── Supplied information
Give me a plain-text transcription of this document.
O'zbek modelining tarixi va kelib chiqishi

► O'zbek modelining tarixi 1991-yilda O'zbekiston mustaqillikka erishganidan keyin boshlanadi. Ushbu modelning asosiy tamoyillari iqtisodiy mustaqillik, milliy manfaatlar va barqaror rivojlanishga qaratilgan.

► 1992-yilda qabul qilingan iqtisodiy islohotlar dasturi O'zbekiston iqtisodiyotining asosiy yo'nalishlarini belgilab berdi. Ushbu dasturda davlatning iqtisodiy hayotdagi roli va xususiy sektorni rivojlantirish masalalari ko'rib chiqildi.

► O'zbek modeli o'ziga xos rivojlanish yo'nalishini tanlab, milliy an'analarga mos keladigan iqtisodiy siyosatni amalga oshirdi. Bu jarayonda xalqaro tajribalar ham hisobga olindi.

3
────
■ **Exercise description**: Reproduce each line of the material containing the word "tarixi".

■ **Exercise output**:
O'zbek modelining tarixi va kelib chiqishi
► O'zbek modelining tarixi 1991-yilda O'zbekiston mustaqillikka erishganidan keyin boshlanadi. Ushbu modelning asosiy tamoyillari iqtisodiy mustaqillik, milliy manfaatlar va barqaror rivojlanishga qaratilgan.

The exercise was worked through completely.